■ ROWS

━━━━━━

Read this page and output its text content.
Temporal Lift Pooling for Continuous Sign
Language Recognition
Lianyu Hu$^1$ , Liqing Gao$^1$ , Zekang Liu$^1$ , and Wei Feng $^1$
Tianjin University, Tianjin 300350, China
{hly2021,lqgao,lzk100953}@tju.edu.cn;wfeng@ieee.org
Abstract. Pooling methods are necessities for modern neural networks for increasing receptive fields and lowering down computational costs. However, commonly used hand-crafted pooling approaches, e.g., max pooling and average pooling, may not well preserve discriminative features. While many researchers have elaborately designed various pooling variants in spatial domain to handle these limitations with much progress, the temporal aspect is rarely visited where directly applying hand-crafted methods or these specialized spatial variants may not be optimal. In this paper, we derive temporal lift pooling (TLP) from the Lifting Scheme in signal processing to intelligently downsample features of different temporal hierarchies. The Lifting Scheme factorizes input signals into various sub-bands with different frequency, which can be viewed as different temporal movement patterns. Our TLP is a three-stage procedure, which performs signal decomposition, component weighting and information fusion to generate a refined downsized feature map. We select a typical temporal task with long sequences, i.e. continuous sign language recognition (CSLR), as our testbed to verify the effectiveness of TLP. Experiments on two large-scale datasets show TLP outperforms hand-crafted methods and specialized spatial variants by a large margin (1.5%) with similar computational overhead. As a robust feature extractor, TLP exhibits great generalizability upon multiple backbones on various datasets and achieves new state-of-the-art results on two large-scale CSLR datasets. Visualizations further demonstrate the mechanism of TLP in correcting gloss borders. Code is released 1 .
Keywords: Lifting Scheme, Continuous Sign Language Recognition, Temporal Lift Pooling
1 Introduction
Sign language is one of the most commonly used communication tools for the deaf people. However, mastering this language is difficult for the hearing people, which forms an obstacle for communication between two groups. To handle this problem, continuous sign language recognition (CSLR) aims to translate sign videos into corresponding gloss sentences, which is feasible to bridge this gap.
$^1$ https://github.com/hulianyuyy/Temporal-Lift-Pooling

━━━━━━

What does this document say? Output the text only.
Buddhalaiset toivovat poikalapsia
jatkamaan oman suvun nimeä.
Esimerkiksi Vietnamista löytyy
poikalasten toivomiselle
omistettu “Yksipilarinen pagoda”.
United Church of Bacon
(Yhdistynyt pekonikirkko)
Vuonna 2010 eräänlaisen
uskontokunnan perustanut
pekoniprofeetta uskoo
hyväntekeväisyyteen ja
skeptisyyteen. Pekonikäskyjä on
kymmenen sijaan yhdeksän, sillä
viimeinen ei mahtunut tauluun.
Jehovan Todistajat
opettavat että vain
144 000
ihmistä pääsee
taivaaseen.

━━━━━━

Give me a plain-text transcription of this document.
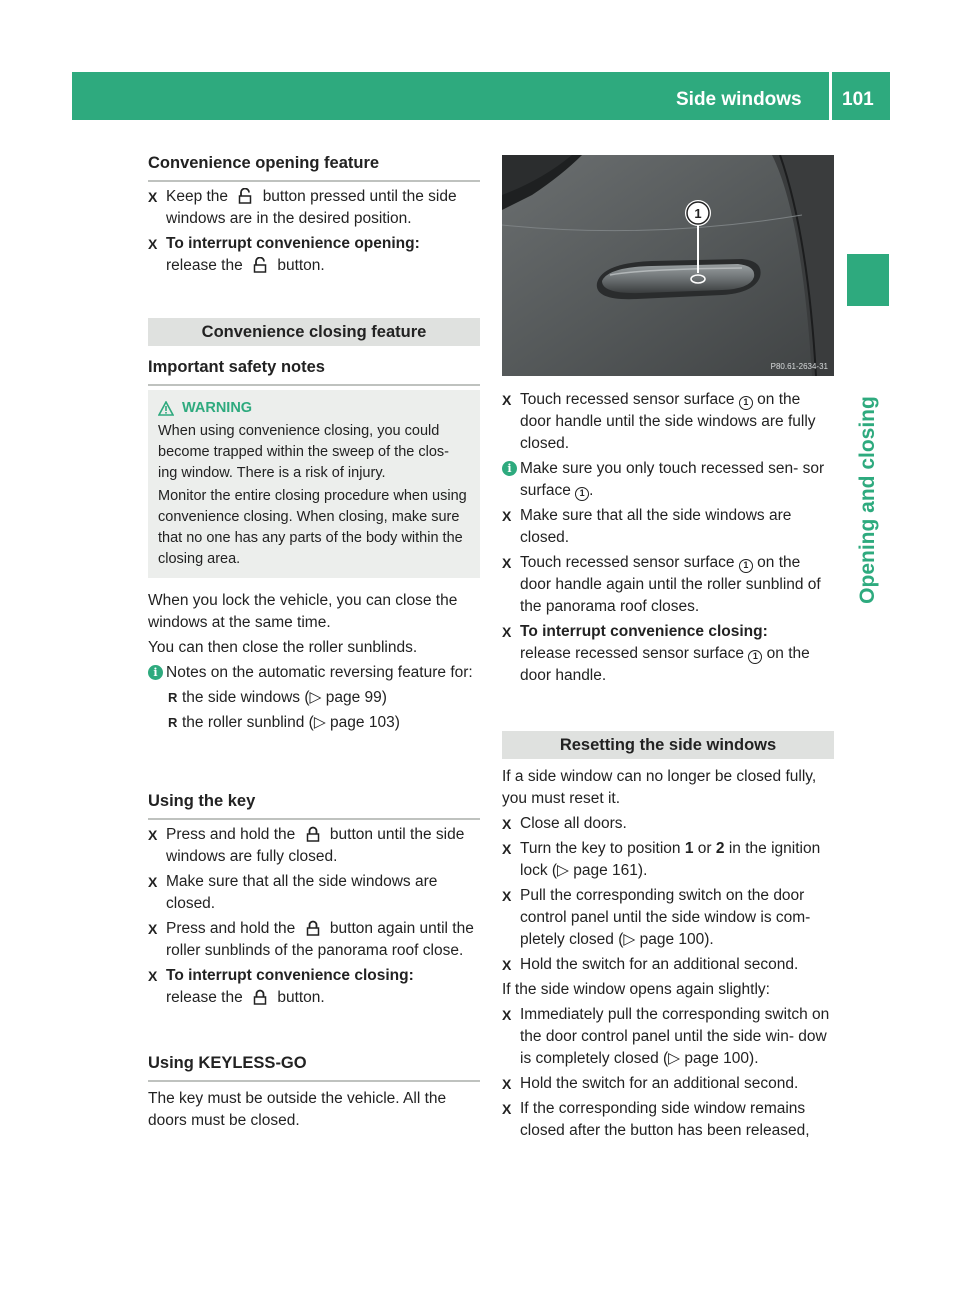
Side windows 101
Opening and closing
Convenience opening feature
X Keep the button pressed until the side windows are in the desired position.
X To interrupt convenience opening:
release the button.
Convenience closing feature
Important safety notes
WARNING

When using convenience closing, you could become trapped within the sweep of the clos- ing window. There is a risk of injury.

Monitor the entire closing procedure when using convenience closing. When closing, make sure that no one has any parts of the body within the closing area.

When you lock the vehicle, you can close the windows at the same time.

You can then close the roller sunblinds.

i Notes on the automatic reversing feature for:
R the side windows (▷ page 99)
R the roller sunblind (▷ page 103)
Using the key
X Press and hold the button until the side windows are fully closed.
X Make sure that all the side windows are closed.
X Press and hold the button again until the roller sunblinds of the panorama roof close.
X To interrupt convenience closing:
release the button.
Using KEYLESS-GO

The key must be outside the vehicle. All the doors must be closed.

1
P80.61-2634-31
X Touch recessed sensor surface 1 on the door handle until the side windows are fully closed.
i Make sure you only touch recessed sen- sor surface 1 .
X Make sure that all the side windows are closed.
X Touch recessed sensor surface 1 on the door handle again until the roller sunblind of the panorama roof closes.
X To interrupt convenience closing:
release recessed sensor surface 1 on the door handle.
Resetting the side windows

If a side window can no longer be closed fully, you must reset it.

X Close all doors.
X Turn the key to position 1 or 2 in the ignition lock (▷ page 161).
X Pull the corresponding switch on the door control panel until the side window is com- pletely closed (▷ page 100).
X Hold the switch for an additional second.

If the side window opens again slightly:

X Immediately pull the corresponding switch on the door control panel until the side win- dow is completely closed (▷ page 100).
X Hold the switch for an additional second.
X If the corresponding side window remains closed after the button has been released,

━━━━━━

■ REQUIREMENTS
Copy every line of the listing where the word "When" appears.

■ FULL RESPONSE
When using convenience closing, you could become trapped within the sweep of the clos- ing window. There is a risk of injury.
Monitor the entire closing procedure when using convenience closing. When closing, make sure that no one has any parts of the body within the closing area.
When you lock the vehicle, you can close the windows at the same time.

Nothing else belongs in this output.